Written instruction: Give every entry again, unchanged, and leave its images out.

Data records:

============

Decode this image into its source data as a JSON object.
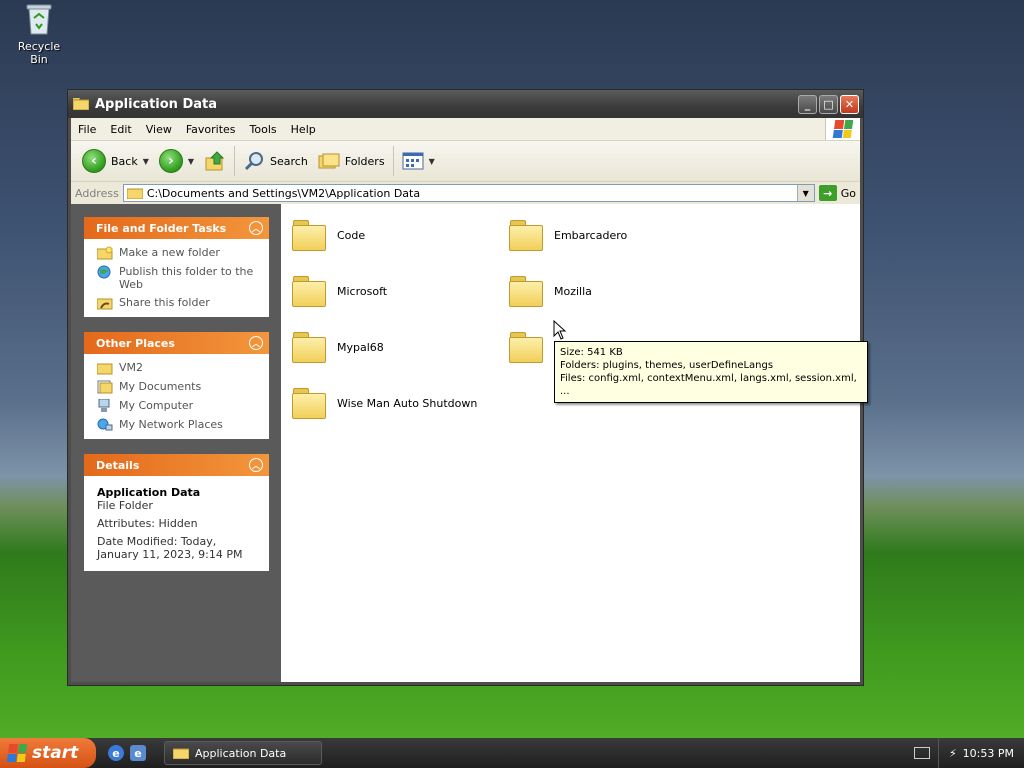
{
  "desktop": {
    "recycle_bin": "Recycle Bin"
  },
  "window": {
    "title": "Application Data",
    "menu": [
      "File",
      "Edit",
      "View",
      "Favorites",
      "Tools",
      "Help"
    ],
    "toolbar": {
      "back": "Back",
      "search": "Search",
      "folders": "Folders"
    },
    "address": {
      "label": "Address",
      "path": "C:\\Documents and Settings\\VM2\\Application Data",
      "go": "Go"
    }
  },
  "tasks_panel": {
    "title": "File and Folder Tasks",
    "items": [
      "Make a new folder",
      "Publish this folder to the Web",
      "Share this folder"
    ]
  },
  "places_panel": {
    "title": "Other Places",
    "items": [
      "VM2",
      "My Documents",
      "My Computer",
      "My Network Places"
    ]
  },
  "details_panel": {
    "title": "Details",
    "name": "Application Data",
    "type": "File Folder",
    "attributes": "Attributes: Hidden",
    "modified": "Date Modified: Today, January 11, 2023, 9:14 PM"
  },
  "folders": [
    "Code",
    "Embarcadero",
    "Microsoft",
    "Mozilla",
    "Mypal68",
    "",
    "Wise Man Auto Shutdown"
  ],
  "tooltip": {
    "size": "Size: 541 KB",
    "folders": "Folders: plugins, themes, userDefineLangs",
    "files": "Files: config.xml, contextMenu.xml, langs.xml, session.xml, ..."
  },
  "taskbar": {
    "start": "start",
    "task": "Application Data",
    "clock": "10:53 PM"
  },
  "colors": {
    "panel_header": "#e4691a",
    "start_button": "#d55214",
    "tooltip_bg": "#ffffe1"
  }
}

============

Final result:
Decode this image into its source data as a JSON object.
{
  "desktop": {
    "recycle_bin": "Recycle Bin"
  },
  "window": {
    "title": "Application Data",
    "menu": [
      "File",
      "Edit",
      "View",
      "Favorites",
      "Tools",
      "Help"
    ],
    "toolbar": {
      "back": "Back",
      "search": "Search",
      "folders": "Folders"
    },
    "address": {
      "label": "Address",
      "path": "C:\\Documents and Settings\\VM2\\Application Data",
      "go": "Go"
    }
  },
  "tasks_panel": {
    "title": "File and Folder Tasks",
    "items": [
      "Make a new folder",
      "Publish this folder to the Web",
      "Share this folder"
    ]
  },
  "places_panel": {
    "title": "Other Places",
    "items": [
      "VM2",
      "My Documents",
      "My Computer",
      "My Network Places"
    ]
  },
  "details_panel": {
    "title": "Details",
    "name": "Application Data",
    "type": "File Folder",
    "attributes": "Attributes: Hidden",
    "modified": "Date Modified: Today, January 11, 2023, 9:14 PM"
  },
  "folders": [
    "Code",
    "Embarcadero",
    "Microsoft",
    "Mozilla",
    "Mypal68",
    "",
    "Wise Man Auto Shutdown"
  ],
  "tooltip": {
    "size": "Size: 541 KB",
    "folders": "Folders: plugins, themes, userDefineLangs",
    "files": "Files: config.xml, contextMenu.xml, langs.xml, session.xml, ..."
  },
  "taskbar": {
    "start": "start",
    "task": "Application Data",
    "clock": "10:53 PM"
  },
  "colors": {
    "panel_header": "#e4691a",
    "start_button": "#d55214",
    "tooltip_bg": "#ffffe1"
  }
}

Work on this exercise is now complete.